Apply what you read:
1. Please summarize the post about newspaper publishers and paid online content in two sentences.
2. Continue the post about newspaper publishers and paid online content after its last sentence.

Document segment:

"""

From The Atlantic’s James Warren:
Shhhh. Newspaper publishers are quietly holding a very, very important conclave today. Will you soon be paying for online content?
“Models to Monetize Content” is the subject of a gathering at a hotel which is actually located in drab and sterile suburban Rosemont, Illinois…
There’s no mention on its website but the Newspaper Association of America, the industry trade group, has assembled top executives of the New York Times, Gannett, E. W. Scripps, Advance Publications, McClatchy, Hearst Newspapers, MediaNews Group, the Associated Press, Philadelphia Media Holdings, Lee Enterprises and Freedom Communication Inc., among more than two dozen in all…
Cross one’s fingers that a dirty little industry secret, namely the qualitative decline of many papers (the New York Times a notable exception) amid rampant cost-cutting, doesn’t now give even long-loyal consumers legitimate pause about paying up…

Oh, I hope they do that. It will create a huge opportunity for other people to provide news services, while the entrenched corporate media starves itself to death.

"""

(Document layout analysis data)
"""

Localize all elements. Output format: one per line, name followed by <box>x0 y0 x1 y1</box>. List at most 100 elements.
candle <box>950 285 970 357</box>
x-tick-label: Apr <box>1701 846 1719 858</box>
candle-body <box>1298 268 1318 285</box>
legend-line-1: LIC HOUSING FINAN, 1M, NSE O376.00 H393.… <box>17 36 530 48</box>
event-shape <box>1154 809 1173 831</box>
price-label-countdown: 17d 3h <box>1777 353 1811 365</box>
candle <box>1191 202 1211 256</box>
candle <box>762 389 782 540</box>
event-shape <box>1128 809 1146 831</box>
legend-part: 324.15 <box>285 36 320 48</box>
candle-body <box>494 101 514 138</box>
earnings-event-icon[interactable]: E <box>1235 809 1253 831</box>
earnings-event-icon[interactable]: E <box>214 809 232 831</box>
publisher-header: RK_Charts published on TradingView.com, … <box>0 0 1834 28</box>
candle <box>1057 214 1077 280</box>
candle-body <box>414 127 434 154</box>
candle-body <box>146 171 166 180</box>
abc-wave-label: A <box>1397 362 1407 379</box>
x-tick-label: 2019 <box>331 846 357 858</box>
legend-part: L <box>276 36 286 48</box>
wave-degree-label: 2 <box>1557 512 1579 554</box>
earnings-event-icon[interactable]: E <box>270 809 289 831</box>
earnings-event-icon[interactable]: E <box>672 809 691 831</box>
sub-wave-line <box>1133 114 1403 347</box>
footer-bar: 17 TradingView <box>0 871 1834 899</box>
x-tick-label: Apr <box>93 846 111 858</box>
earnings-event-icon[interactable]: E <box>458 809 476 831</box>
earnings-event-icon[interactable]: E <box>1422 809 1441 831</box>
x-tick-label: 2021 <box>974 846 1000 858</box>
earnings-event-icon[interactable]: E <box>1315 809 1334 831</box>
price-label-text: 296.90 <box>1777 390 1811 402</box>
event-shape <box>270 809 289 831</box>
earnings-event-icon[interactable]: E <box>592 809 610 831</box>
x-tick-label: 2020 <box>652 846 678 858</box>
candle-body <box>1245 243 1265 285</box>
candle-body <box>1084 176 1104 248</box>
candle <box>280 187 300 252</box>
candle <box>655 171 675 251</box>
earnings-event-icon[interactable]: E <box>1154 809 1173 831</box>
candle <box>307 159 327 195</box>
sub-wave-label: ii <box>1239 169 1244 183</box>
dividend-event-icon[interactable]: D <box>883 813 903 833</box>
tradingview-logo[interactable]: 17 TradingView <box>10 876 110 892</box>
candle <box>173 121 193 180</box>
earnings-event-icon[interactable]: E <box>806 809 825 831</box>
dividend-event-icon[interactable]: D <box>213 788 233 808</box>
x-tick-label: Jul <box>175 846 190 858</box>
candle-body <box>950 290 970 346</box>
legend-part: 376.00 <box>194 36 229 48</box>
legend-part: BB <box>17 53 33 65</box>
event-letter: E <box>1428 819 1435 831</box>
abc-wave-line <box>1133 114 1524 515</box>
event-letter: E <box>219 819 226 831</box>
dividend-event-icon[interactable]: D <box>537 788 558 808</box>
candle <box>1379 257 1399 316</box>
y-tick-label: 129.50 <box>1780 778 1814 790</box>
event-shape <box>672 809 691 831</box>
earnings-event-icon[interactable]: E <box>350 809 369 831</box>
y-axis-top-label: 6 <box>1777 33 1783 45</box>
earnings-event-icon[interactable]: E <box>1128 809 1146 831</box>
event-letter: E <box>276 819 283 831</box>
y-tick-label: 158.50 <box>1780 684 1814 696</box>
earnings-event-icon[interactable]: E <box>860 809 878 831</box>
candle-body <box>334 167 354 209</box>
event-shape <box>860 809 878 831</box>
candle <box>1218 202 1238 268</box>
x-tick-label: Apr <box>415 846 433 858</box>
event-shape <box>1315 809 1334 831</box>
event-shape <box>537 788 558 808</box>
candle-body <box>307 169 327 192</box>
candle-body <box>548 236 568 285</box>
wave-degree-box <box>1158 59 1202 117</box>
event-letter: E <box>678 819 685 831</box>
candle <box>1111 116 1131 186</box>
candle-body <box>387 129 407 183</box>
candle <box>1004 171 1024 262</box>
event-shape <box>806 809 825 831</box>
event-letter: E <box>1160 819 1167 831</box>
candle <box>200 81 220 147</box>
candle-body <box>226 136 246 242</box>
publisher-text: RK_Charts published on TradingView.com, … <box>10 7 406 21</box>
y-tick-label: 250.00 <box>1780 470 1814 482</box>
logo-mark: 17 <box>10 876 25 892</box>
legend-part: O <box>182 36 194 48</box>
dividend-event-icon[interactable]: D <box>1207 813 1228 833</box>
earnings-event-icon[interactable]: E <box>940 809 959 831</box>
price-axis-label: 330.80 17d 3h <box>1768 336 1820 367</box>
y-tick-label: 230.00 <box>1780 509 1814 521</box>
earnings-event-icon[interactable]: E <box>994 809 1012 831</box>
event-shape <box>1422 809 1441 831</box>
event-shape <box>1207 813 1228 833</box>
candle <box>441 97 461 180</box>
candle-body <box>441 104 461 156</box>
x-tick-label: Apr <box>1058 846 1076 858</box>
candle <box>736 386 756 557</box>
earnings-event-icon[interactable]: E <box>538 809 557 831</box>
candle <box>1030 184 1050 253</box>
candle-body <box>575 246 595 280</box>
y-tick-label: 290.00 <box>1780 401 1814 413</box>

"""

Answers by item number:
1. The post quotes The Atlantic's James Warren on a quiet gathering in Rosemont, Illinois, where the Newspaper Association of America assembled top executives from more than two dozen news organizations under the subject "Models to Monetize Content." The post's author hopes the publishers will charge for online content, saying it would create a huge opportunity for other news providers while the entrenched corporate media starves itself to death.

2.
#1 Posted by Stephen Downes, CJR on Thu 28 May 2009 at 12:51 PM
"Monitizing" anything is a business decision, and here's hoping it works. "Free" online news was a sledge hammer to the head of newspapers.
But here's a good, perhaps better, idea: Newspaper execs ought to ban having their reporters comment on TV and news shows. It's rampant, it's laziness on the part of broadcast journalists (get a real expert for your segment, not a fellow journalist, please), and it undercuts the reading public's trust in the objectivity of writers. Earlier this week, The NewsHour with Jim Lehrer had The N.Y. Times' Micheline Maynard and L.A. Times' Dan Neil to talk about the fate of General Motors. The two (fine) journalists offered their opinions, which no doubt will be remembered by those who disagree with those opinions, and which will taint their objectivity with those and other readers of their articles. Matt Lauer routinely "interviews" fellow NBC or CNBC reporters. Broadcasters may call their shows "analysis," but news "consumers" probably miss the distinction.
Having their reporters on TV shows give newspapers visibility, but the cost in the public's trust is simply not worth it.